# Task to complete
Filter the data for "October" and copy matching lines.
#### Information provided ####
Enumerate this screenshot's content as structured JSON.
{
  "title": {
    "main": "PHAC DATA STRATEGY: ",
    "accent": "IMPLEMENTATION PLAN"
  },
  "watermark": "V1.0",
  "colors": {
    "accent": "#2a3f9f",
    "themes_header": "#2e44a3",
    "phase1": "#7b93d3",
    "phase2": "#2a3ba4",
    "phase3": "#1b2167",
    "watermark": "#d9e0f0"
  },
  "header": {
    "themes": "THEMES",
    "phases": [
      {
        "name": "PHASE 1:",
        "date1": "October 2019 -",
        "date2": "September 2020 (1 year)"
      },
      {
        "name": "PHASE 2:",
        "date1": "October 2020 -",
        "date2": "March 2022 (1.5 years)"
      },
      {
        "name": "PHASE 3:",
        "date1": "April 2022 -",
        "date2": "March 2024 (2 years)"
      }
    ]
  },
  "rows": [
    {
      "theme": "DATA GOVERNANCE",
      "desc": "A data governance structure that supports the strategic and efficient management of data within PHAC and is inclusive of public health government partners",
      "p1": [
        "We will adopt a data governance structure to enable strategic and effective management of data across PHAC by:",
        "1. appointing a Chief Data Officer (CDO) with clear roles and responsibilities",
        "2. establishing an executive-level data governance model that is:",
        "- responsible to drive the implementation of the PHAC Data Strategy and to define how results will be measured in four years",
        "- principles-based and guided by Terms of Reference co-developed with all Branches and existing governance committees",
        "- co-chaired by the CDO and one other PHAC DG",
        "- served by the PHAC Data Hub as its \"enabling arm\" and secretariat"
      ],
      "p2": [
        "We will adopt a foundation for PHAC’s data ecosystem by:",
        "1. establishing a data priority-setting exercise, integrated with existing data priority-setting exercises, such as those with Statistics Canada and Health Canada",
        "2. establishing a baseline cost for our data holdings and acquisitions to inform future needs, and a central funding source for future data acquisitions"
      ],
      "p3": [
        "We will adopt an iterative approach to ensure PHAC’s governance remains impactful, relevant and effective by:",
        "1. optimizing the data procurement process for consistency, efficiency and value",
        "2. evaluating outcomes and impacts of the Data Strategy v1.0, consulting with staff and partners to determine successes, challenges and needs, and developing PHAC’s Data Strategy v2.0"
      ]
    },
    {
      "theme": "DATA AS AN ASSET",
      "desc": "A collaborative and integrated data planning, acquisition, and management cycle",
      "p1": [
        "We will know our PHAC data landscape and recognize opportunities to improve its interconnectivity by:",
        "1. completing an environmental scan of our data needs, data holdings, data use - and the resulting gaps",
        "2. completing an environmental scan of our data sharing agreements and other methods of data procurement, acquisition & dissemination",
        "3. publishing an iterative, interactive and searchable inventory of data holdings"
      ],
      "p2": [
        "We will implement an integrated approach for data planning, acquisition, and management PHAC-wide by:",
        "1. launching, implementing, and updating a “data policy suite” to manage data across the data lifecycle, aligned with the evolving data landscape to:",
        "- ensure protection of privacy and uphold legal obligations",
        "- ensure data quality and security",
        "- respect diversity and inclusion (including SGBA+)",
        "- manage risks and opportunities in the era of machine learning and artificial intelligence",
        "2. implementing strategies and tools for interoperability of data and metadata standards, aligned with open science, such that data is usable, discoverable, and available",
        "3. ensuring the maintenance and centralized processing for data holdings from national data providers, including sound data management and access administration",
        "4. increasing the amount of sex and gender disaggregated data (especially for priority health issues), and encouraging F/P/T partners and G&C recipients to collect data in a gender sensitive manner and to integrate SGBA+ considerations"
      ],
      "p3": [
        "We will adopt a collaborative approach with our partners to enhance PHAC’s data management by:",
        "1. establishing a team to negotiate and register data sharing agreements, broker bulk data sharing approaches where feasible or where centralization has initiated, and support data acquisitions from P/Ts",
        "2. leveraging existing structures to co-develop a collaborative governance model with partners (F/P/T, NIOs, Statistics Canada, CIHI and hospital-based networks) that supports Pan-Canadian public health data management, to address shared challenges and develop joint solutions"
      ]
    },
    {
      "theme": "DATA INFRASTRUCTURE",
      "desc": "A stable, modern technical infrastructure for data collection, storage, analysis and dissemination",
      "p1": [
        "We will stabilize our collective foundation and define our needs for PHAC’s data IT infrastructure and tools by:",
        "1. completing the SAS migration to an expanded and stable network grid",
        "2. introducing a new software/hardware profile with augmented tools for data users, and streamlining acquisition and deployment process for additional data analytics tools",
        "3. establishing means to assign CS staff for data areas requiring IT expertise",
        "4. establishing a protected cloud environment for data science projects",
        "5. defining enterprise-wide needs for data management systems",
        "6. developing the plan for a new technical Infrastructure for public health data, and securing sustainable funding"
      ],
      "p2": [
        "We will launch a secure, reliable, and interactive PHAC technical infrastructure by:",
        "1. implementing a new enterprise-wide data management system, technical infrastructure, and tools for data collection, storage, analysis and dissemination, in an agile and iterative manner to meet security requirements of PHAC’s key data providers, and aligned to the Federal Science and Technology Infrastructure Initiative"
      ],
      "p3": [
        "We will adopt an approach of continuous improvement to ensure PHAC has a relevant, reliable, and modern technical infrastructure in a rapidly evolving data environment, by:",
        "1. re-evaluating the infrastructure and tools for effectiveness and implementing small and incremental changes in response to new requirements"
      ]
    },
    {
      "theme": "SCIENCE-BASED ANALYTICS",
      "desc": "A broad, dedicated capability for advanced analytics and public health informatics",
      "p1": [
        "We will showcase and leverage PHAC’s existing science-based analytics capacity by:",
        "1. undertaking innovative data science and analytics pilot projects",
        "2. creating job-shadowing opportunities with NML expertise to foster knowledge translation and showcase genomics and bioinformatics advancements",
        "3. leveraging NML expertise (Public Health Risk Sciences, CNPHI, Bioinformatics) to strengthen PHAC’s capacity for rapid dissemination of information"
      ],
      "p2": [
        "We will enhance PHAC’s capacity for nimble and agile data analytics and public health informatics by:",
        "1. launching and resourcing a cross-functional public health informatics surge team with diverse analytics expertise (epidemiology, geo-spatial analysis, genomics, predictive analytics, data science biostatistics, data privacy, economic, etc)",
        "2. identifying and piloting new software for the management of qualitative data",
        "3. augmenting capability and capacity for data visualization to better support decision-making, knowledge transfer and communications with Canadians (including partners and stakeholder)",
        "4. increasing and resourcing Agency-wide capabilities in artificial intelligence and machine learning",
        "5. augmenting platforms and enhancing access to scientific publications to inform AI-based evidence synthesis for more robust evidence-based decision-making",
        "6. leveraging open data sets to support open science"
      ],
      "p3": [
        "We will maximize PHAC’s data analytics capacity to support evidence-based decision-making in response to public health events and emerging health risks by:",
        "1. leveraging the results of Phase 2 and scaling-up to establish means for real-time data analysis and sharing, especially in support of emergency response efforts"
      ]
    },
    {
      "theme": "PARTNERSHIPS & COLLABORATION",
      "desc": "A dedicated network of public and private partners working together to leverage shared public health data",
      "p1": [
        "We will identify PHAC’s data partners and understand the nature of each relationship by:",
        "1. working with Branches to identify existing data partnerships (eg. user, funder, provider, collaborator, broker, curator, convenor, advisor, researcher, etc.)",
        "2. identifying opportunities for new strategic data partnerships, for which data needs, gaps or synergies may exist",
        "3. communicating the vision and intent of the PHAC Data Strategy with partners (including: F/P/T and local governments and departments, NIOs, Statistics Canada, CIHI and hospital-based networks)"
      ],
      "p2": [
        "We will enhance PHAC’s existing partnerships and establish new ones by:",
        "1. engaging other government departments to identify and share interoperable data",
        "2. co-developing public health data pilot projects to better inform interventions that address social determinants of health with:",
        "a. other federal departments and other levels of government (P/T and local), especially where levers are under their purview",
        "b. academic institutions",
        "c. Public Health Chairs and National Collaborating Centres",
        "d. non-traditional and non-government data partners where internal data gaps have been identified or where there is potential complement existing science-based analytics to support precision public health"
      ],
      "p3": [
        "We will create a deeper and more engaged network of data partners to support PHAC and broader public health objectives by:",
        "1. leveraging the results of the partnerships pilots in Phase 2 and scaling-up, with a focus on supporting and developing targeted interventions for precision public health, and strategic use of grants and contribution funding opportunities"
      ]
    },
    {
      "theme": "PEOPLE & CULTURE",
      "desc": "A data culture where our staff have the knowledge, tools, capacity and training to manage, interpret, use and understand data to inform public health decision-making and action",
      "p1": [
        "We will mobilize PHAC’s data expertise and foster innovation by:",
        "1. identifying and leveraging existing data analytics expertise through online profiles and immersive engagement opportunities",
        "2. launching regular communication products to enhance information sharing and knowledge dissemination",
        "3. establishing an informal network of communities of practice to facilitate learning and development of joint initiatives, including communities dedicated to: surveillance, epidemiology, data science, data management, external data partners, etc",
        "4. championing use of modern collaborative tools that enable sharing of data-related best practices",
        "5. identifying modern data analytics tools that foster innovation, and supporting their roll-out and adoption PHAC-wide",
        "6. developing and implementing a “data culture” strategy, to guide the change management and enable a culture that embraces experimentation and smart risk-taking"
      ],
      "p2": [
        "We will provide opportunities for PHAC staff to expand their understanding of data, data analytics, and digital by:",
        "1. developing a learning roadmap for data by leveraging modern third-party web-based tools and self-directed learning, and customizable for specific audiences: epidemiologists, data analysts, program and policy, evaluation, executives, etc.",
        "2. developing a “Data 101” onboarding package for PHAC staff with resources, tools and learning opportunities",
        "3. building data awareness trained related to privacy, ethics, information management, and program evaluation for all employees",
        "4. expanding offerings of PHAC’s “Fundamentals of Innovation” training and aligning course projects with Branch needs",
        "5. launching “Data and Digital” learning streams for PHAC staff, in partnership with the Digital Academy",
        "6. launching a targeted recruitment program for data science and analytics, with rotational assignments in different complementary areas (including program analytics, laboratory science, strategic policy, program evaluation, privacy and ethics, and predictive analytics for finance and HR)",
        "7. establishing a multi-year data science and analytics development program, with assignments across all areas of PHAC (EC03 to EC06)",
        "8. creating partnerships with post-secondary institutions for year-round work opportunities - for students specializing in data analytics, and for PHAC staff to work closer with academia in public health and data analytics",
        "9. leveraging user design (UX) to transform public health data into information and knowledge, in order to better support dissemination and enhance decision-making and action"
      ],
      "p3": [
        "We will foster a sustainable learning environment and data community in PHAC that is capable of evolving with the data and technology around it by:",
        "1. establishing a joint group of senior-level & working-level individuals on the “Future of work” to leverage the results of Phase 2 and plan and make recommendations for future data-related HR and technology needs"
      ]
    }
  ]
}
####
# Expected answer
        "date1": "October 2019 -",
        "date1": "October 2020 -",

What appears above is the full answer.